[Required task] The entries below should be quoted exactly, with no pictures carried over.

________

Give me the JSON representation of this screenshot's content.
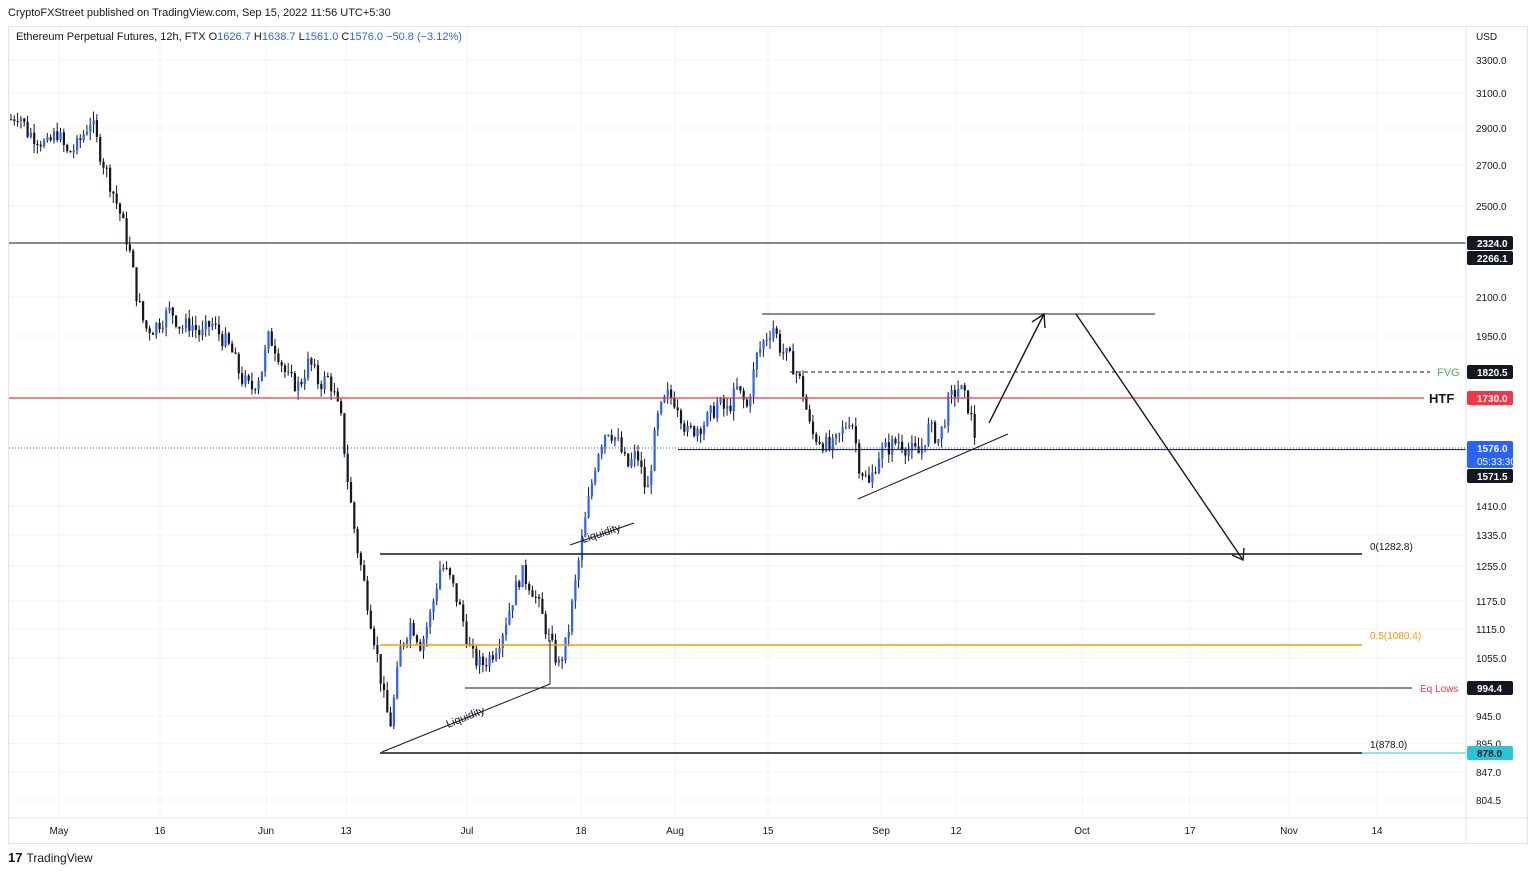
{
  "header": {
    "published": "CryptoFXStreet published on TradingView.com, Sep 15, 2022 11:56 UTC+5:30"
  },
  "symbol": {
    "name": "Ethereum Perpetual Futures, 12h, FTX",
    "open_label": "O",
    "open": "1626.7",
    "high_label": "H",
    "high": "1638.7",
    "low_label": "L",
    "low": "1561.0",
    "close_label": "C",
    "close": "1576.0",
    "change": "−50.8 (−3.12%)"
  },
  "footer": {
    "brand": "TradingView",
    "logo": "17"
  },
  "colors": {
    "candle_up": "#2962ff",
    "candle_down": "#2962ff",
    "htf": "#f23645",
    "fvg": "#4caf50",
    "fib_half": "#ff9800",
    "eq_lows": "#f23645",
    "last_price": "#2962ff",
    "fib_one": "#26c6da"
  },
  "chart_data": {
    "type": "candlestick",
    "currency_label": "USD",
    "y_ticks": [
      3300.0,
      3100.0,
      2900.0,
      2700.0,
      2500.0,
      2100.0,
      1950.0,
      1410.0,
      1335.0,
      1255.0,
      1175.0,
      1115.0,
      1055.0,
      945.0,
      895.0,
      847.0,
      804.5
    ],
    "x_ticks": [
      "May",
      "16",
      "Jun",
      "13",
      "Jul",
      "18",
      "Aug",
      "15",
      "Sep",
      "12",
      "Oct",
      "17",
      "Nov",
      "14"
    ],
    "price_badges": [
      {
        "value": "2324.0",
        "style": "dark"
      },
      {
        "value": "2266.1",
        "style": "dark"
      },
      {
        "value": "1820.5",
        "style": "dark"
      },
      {
        "value": "1730.0",
        "style": "red"
      },
      {
        "value": "1576.0",
        "style": "blue",
        "sub": "05:33:30"
      },
      {
        "value": "1571.5",
        "style": "dark"
      },
      {
        "value": "994.4",
        "style": "dark"
      },
      {
        "value": "878.0",
        "style": "cyan"
      }
    ],
    "levels": [
      {
        "value": 2324.0,
        "label": ""
      },
      {
        "value": 1820.5,
        "label": "FVG"
      },
      {
        "value": 1730.0,
        "label": "HTF"
      },
      {
        "value": 1571.5,
        "label": ""
      },
      {
        "value": 1282.8,
        "label": "0(1282.8)"
      },
      {
        "value": 1080.4,
        "label": "0.5(1080.4)"
      },
      {
        "value": 994.4,
        "label": "Eq Lows"
      },
      {
        "value": 878.0,
        "label": "1(878.0)"
      }
    ],
    "annotations": [
      "Liquidity",
      "Liquidity"
    ],
    "last_price": 1576.0,
    "range_high": 2019,
    "range_low": 878.0
  }
}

________

[Expected answer]
Give me the JSON representation of this screenshot's content.
{
  "header": {
    "published": "CryptoFXStreet published on TradingView.com, Sep 15, 2022 11:56 UTC+5:30"
  },
  "symbol": {
    "name": "Ethereum Perpetual Futures, 12h, FTX",
    "open_label": "O",
    "open": "1626.7",
    "high_label": "H",
    "high": "1638.7",
    "low_label": "L",
    "low": "1561.0",
    "close_label": "C",
    "close": "1576.0",
    "change": "−50.8 (−3.12%)"
  },
  "footer": {
    "brand": "TradingView",
    "logo": "17"
  },
  "colors": {
    "candle_up": "#2962ff",
    "candle_down": "#2962ff",
    "htf": "#f23645",
    "fvg": "#4caf50",
    "fib_half": "#ff9800",
    "eq_lows": "#f23645",
    "last_price": "#2962ff",
    "fib_one": "#26c6da"
  },
  "chart_data": {
    "type": "candlestick",
    "currency_label": "USD",
    "y_ticks": [
      3300.0,
      3100.0,
      2900.0,
      2700.0,
      2500.0,
      2100.0,
      1950.0,
      1410.0,
      1335.0,
      1255.0,
      1175.0,
      1115.0,
      1055.0,
      945.0,
      895.0,
      847.0,
      804.5
    ],
    "x_ticks": [
      "May",
      "16",
      "Jun",
      "13",
      "Jul",
      "18",
      "Aug",
      "15",
      "Sep",
      "12",
      "Oct",
      "17",
      "Nov",
      "14"
    ],
    "price_badges": [
      {
        "value": "2324.0",
        "style": "dark"
      },
      {
        "value": "2266.1",
        "style": "dark"
      },
      {
        "value": "1820.5",
        "style": "dark"
      },
      {
        "value": "1730.0",
        "style": "red"
      },
      {
        "value": "1576.0",
        "style": "blue",
        "sub": "05:33:30"
      },
      {
        "value": "1571.5",
        "style": "dark"
      },
      {
        "value": "994.4",
        "style": "dark"
      },
      {
        "value": "878.0",
        "style": "cyan"
      }
    ],
    "levels": [
      {
        "value": 2324.0,
        "label": ""
      },
      {
        "value": 1820.5,
        "label": "FVG"
      },
      {
        "value": 1730.0,
        "label": "HTF"
      },
      {
        "value": 1571.5,
        "label": ""
      },
      {
        "value": 1282.8,
        "label": "0(1282.8)"
      },
      {
        "value": 1080.4,
        "label": "0.5(1080.4)"
      },
      {
        "value": 994.4,
        "label": "Eq Lows"
      },
      {
        "value": 878.0,
        "label": "1(878.0)"
      }
    ],
    "annotations": [
      "Liquidity",
      "Liquidity"
    ],
    "last_price": 1576.0,
    "range_high": 2019,
    "range_low": 878.0
  }
}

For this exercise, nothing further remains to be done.